- Task input:
◇ ◇ ◇

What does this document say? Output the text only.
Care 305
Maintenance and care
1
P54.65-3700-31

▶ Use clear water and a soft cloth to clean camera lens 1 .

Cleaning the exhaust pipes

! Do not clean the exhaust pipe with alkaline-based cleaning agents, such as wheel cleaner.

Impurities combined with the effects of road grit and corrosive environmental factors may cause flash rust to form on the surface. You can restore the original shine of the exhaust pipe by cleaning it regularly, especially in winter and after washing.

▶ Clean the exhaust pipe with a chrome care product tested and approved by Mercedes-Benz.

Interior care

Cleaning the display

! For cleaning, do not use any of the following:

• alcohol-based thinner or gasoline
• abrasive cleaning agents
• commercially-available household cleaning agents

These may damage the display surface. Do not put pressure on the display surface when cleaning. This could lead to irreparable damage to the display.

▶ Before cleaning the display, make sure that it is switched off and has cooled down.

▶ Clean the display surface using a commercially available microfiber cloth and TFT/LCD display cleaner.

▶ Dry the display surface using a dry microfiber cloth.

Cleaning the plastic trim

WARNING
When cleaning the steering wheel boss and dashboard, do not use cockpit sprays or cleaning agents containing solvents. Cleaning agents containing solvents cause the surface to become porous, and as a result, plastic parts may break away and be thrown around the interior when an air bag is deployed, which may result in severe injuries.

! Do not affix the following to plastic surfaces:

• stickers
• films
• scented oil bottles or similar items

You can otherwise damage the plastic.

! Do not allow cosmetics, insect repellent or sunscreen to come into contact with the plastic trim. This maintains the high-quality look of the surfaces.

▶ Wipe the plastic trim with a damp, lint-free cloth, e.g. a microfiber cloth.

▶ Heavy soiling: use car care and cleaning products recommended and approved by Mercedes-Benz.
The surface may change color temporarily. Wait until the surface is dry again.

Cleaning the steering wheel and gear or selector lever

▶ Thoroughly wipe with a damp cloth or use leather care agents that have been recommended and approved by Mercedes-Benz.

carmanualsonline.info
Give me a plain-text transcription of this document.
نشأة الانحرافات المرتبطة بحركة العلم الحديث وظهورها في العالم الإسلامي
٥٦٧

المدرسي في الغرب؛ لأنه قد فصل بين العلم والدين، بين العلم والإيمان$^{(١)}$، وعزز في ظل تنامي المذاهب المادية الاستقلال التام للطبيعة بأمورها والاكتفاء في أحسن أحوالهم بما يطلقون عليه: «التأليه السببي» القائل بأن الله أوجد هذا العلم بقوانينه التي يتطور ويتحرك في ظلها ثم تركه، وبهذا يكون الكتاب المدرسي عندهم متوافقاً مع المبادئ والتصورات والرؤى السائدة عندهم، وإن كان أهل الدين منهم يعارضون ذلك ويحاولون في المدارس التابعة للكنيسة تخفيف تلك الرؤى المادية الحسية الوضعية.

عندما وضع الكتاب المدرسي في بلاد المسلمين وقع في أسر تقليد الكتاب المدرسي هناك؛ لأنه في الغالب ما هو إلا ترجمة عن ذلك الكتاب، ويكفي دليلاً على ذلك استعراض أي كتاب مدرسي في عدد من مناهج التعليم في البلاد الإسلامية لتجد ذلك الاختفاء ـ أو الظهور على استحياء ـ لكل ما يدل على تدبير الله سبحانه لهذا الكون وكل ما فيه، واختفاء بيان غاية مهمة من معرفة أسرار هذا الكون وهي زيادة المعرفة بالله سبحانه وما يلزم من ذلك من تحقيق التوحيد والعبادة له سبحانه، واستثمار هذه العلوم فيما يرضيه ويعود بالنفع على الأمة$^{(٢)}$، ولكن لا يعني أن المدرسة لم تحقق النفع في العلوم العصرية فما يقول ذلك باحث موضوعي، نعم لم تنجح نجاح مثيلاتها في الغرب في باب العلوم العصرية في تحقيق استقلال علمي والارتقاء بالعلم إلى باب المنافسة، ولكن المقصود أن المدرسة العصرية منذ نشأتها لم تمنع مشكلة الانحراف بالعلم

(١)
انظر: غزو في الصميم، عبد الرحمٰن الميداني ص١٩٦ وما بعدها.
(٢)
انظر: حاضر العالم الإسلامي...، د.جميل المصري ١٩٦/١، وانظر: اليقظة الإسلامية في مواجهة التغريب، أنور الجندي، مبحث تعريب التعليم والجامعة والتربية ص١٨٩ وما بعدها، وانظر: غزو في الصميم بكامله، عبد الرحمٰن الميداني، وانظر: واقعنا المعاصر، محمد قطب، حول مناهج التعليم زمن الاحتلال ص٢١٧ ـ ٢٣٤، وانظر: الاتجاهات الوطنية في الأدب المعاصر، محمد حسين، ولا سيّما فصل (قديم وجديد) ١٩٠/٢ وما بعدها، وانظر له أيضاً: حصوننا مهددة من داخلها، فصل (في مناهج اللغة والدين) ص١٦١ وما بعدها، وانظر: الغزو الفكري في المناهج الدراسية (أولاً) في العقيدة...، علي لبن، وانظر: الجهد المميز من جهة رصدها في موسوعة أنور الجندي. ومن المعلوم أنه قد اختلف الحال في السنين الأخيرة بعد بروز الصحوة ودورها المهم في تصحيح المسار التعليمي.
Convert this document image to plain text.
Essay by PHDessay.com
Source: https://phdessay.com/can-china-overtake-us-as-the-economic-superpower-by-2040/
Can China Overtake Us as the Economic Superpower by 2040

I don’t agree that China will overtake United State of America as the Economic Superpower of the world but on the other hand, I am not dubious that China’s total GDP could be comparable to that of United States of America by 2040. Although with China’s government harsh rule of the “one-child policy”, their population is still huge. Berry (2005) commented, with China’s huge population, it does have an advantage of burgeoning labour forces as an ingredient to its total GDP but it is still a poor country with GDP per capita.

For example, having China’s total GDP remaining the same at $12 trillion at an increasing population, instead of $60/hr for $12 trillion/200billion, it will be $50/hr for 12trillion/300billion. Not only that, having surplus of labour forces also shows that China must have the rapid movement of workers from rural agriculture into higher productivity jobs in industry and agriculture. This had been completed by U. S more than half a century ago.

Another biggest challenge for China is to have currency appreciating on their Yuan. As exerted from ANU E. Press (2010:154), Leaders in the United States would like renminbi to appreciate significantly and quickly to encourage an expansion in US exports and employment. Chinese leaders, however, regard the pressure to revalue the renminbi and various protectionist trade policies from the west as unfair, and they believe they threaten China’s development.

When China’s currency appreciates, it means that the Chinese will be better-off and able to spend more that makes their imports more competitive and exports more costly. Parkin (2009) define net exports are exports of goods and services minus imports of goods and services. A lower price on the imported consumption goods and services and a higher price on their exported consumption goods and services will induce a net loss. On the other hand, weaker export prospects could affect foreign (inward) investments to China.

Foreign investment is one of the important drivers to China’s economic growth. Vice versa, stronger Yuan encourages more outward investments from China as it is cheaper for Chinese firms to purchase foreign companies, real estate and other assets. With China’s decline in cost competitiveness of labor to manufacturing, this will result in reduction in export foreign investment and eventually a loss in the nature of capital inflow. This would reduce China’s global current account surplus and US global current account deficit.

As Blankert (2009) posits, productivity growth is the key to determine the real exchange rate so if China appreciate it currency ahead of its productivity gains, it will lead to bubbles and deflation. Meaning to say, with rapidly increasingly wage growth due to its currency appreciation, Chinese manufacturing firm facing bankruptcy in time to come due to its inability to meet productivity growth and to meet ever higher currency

◇ ◇ ◇

- Problem details:
Write out the listing once more, matching it exactly.

- Correct response:
What does this document say? Output the text only.
Care 305
Maintenance and care
1
P54.65-3700-31

▶ Use clear water and a soft cloth to clean camera lens 1 .

Cleaning the exhaust pipes

! Do not clean the exhaust pipe with alkaline-based cleaning agents, such as wheel cleaner.

Impurities combined with the effects of road grit and corrosive environmental factors may cause flash rust to form on the surface. You can restore the original shine of the exhaust pipe by cleaning it regularly, especially in winter and after washing.

▶ Clean the exhaust pipe with a chrome care product tested and approved by Mercedes-Benz.

Interior care

Cleaning the display

! For cleaning, do not use any of the following:

• alcohol-based thinner or gasoline
• abrasive cleaning agents
• commercially-available household cleaning agents

These may damage the display surface. Do not put pressure on the display surface when cleaning. This could lead to irreparable damage to the display.

▶ Before cleaning the display, make sure that it is switched off and has cooled down.

▶ Clean the display surface using a commercially available microfiber cloth and TFT/LCD display cleaner.

▶ Dry the display surface using a dry microfiber cloth.

Cleaning the plastic trim

WARNING
When cleaning the steering wheel boss and dashboard, do not use cockpit sprays or cleaning agents containing solvents. Cleaning agents containing solvents cause the surface to become porous, and as a result, plastic parts may break away and be thrown around the interior when an air bag is deployed, which may result in severe injuries.

! Do not affix the following to plastic surfaces:

• stickers
• films
• scented oil bottles or similar items

You can otherwise damage the plastic.

! Do not allow cosmetics, insect repellent or sunscreen to come into contact with the plastic trim. This maintains the high-quality look of the surfaces.

▶ Wipe the plastic trim with a damp, lint-free cloth, e.g. a microfiber cloth.

▶ Heavy soiling: use car care and cleaning products recommended and approved by Mercedes-Benz.
The surface may change color temporarily. Wait until the surface is dry again.

Cleaning the steering wheel and gear or selector lever

▶ Thoroughly wipe with a damp cloth or use leather care agents that have been recommended and approved by Mercedes-Benz.

carmanualsonline.info
Give me a plain-text transcription of this document.
نشأة الانحرافات المرتبطة بحركة العلم الحديث وظهورها في العالم الإسلامي
٥٦٧

المدرسي في الغرب؛ لأنه قد فصل بين العلم والدين، بين العلم والإيمان$^{(١)}$، وعزز في ظل تنامي المذاهب المادية الاستقلال التام للطبيعة بأمورها والاكتفاء في أحسن أحوالهم بما يطلقون عليه: «التأليه السببي» القائل بأن الله أوجد هذا العلم بقوانينه التي يتطور ويتحرك في ظلها ثم تركه، وبهذا يكون الكتاب المدرسي عندهم متوافقاً مع المبادئ والتصورات والرؤى السائدة عندهم، وإن كان أهل الدين منهم يعارضون ذلك ويحاولون في المدارس التابعة للكنيسة تخفيف تلك الرؤى المادية الحسية الوضعية.

عندما وضع الكتاب المدرسي في بلاد المسلمين وقع في أسر تقليد الكتاب المدرسي هناك؛ لأنه في الغالب ما هو إلا ترجمة عن ذلك الكتاب، ويكفي دليلاً على ذلك استعراض أي كتاب مدرسي في عدد من مناهج التعليم في البلاد الإسلامية لتجد ذلك الاختفاء ـ أو الظهور على استحياء ـ لكل ما يدل على تدبير الله سبحانه لهذا الكون وكل ما فيه، واختفاء بيان غاية مهمة من معرفة أسرار هذا الكون وهي زيادة المعرفة بالله سبحانه وما يلزم من ذلك من تحقيق التوحيد والعبادة له سبحانه، واستثمار هذه العلوم فيما يرضيه ويعود بالنفع على الأمة$^{(٢)}$، ولكن لا يعني أن المدرسة لم تحقق النفع في العلوم العصرية فما يقول ذلك باحث موضوعي، نعم لم تنجح نجاح مثيلاتها في الغرب في باب العلوم العصرية في تحقيق استقلال علمي والارتقاء بالعلم إلى باب المنافسة، ولكن المقصود أن المدرسة العصرية منذ نشأتها لم تمنع مشكلة الانحراف بالعلم

(١)
انظر: غزو في الصميم، عبد الرحمٰن الميداني ص١٩٦ وما بعدها.
(٢)
انظر: حاضر العالم الإسلامي...، د.جميل المصري ١٩٦/١، وانظر: اليقظة الإسلامية في مواجهة التغريب، أنور الجندي، مبحث تعريب التعليم والجامعة والتربية ص١٨٩ وما بعدها، وانظر: غزو في الصميم بكامله، عبد الرحمٰن الميداني، وانظر: واقعنا المعاصر، محمد قطب، حول مناهج التعليم زمن الاحتلال ص٢١٧ ـ ٢٣٤، وانظر: الاتجاهات الوطنية في الأدب المعاصر، محمد حسين، ولا سيّما فصل (قديم وجديد) ١٩٠/٢ وما بعدها، وانظر له أيضاً: حصوننا مهددة من داخلها، فصل (في مناهج اللغة والدين) ص١٦١ وما بعدها، وانظر: الغزو الفكري في المناهج الدراسية (أولاً) في العقيدة...، علي لبن، وانظر: الجهد المميز من جهة رصدها في موسوعة أنور الجندي. ومن المعلوم أنه قد اختلف الحال في السنين الأخيرة بعد بروز الصحوة ودورها المهم في تصحيح المسار التعليمي.
Convert this document image to plain text.
Essay by PHDessay.com
Source: https://phdessay.com/can-china-overtake-us-as-the-economic-superpower-by-2040/
Can China Overtake Us as the Economic Superpower by 2040

I don’t agree that China will overtake United State of America as the Economic Superpower of the world but on the other hand, I am not dubious that China’s total GDP could be comparable to that of United States of America by 2040. Although with China’s government harsh rule of the “one-child policy”, their population is still huge. Berry (2005) commented, with China’s huge population, it does have an advantage of burgeoning labour forces as an ingredient to its total GDP but it is still a poor country with GDP per capita.

For example, having China’s total GDP remaining the same at $12 trillion at an increasing population, instead of $60/hr for $12 trillion/200billion, it will be $50/hr for 12trillion/300billion. Not only that, having surplus of labour forces also shows that China must have the rapid movement of workers from rural agriculture into higher productivity jobs in industry and agriculture. This had been completed by U. S more than half a century ago.

Another biggest challenge for China is to have currency appreciating on their Yuan. As exerted from ANU E. Press (2010:154), Leaders in the United States would like renminbi to appreciate significantly and quickly to encourage an expansion in US exports and employment. Chinese leaders, however, regard the pressure to revalue the renminbi and various protectionist trade policies from the west as unfair, and they believe they threaten China’s development.

When China’s currency appreciates, it means that the Chinese will be better-off and able to spend more that makes their imports more competitive and exports more costly. Parkin (2009) define net exports are exports of goods and services minus imports of goods and services. A lower price on the imported consumption goods and services and a higher price on their exported consumption goods and services will induce a net loss. On the other hand, weaker export prospects could affect foreign (inward) investments to China.

Foreign investment is one of the important drivers to China’s economic growth. Vice versa, stronger Yuan encourages more outward investments from China as it is cheaper for Chinese firms to purchase foreign companies, real estate and other assets. With China’s decline in cost competitiveness of labor to manufacturing, this will result in reduction in export foreign investment and eventually a loss in the nature of capital inflow. This would reduce China’s global current account surplus and US global current account deficit.

As Blankert (2009) posits, productivity growth is the key to determine the real exchange rate so if China appreciate it currency ahead of its productivity gains, it will lead to bubbles and deflation. Meaning to say, with rapidly increasingly wage growth due to its currency appreciation, Chinese manufacturing firm facing bankruptcy in time to come due to its inability to meet productivity growth and to meet ever higher currency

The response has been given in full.